(Records from a dataset)
┄┄┄┄┄┄

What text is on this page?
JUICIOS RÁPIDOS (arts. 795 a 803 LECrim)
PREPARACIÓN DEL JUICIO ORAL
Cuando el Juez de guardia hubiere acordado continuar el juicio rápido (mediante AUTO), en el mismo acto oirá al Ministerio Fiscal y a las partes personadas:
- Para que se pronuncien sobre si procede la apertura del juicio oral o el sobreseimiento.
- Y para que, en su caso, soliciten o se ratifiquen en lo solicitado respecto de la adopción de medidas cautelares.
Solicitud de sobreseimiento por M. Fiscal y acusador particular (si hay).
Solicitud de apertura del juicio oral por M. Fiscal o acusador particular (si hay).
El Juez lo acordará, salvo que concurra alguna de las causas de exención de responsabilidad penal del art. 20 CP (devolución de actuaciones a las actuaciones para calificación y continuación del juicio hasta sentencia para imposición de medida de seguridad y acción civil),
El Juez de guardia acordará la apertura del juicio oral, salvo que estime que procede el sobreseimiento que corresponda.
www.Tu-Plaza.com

┄┄┄┄┄┄

→ **WHAT THE EXERCISE ASKS**: List all lines where "acusador" occurs.

→ **OUTPUT BELOW**:
Solicitud de sobreseimiento por M. Fiscal y acusador particular (si hay).
Solicitud de apertura del juicio oral por M. Fiscal o acusador particular (si hay).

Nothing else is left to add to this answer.